Collected data entries:
• • • •

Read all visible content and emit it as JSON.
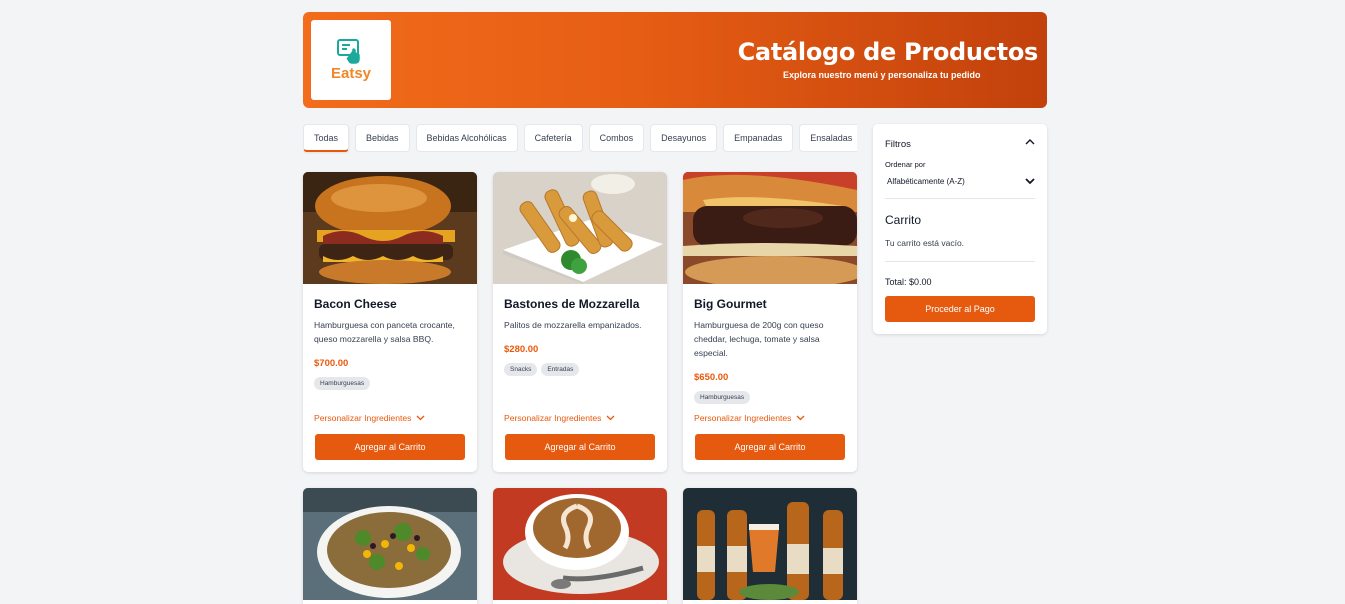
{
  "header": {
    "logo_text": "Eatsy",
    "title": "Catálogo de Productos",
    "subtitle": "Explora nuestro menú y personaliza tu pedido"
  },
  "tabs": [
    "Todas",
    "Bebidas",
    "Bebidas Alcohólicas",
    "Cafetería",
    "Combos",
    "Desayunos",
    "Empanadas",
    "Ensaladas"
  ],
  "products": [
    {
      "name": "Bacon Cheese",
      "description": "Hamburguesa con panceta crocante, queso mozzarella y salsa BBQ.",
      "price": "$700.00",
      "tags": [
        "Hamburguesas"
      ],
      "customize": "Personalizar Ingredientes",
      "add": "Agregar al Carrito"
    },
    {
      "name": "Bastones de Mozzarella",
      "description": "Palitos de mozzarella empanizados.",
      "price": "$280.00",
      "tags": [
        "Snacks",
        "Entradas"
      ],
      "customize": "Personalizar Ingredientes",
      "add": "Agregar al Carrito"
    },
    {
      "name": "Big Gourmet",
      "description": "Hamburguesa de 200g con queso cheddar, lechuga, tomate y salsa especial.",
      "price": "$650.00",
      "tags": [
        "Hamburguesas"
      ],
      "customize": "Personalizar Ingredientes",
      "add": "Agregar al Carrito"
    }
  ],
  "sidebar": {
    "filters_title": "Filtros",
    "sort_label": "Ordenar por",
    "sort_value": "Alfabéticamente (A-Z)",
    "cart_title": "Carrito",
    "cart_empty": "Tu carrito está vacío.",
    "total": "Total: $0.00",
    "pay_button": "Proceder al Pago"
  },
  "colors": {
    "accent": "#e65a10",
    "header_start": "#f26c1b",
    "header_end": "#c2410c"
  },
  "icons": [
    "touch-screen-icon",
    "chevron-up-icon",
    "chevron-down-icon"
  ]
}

• • • •

* THE TASK
Copy the entries above faithfully and omit every image.

* SOLUTION TO THE EXERCISE
Read all visible content and emit it as JSON.
{
  "header": {
    "logo_text": "Eatsy",
    "title": "Catálogo de Productos",
    "subtitle": "Explora nuestro menú y personaliza tu pedido"
  },
  "tabs": [
    "Todas",
    "Bebidas",
    "Bebidas Alcohólicas",
    "Cafetería",
    "Combos",
    "Desayunos",
    "Empanadas",
    "Ensaladas"
  ],
  "products": [
    {
      "name": "Bacon Cheese",
      "description": "Hamburguesa con panceta crocante, queso mozzarella y salsa BBQ.",
      "price": "$700.00",
      "tags": [
        "Hamburguesas"
      ],
      "customize": "Personalizar Ingredientes",
      "add": "Agregar al Carrito"
    },
    {
      "name": "Bastones de Mozzarella",
      "description": "Palitos de mozzarella empanizados.",
      "price": "$280.00",
      "tags": [
        "Snacks",
        "Entradas"
      ],
      "customize": "Personalizar Ingredientes",
      "add": "Agregar al Carrito"
    },
    {
      "name": "Big Gourmet",
      "description": "Hamburguesa de 200g con queso cheddar, lechuga, tomate y salsa especial.",
      "price": "$650.00",
      "tags": [
        "Hamburguesas"
      ],
      "customize": "Personalizar Ingredientes",
      "add": "Agregar al Carrito"
    }
  ],
  "sidebar": {
    "filters_title": "Filtros",
    "sort_label": "Ordenar por",
    "sort_value": "Alfabéticamente (A-Z)",
    "cart_title": "Carrito",
    "cart_empty": "Tu carrito está vacío.",
    "total": "Total: $0.00",
    "pay_button": "Proceder al Pago"
  },
  "colors": {
    "accent": "#e65a10",
    "header_start": "#f26c1b",
    "header_end": "#c2410c"
  },
  "icons": [
    "touch-screen-icon",
    "chevron-up-icon",
    "chevron-down-icon"
  ]
}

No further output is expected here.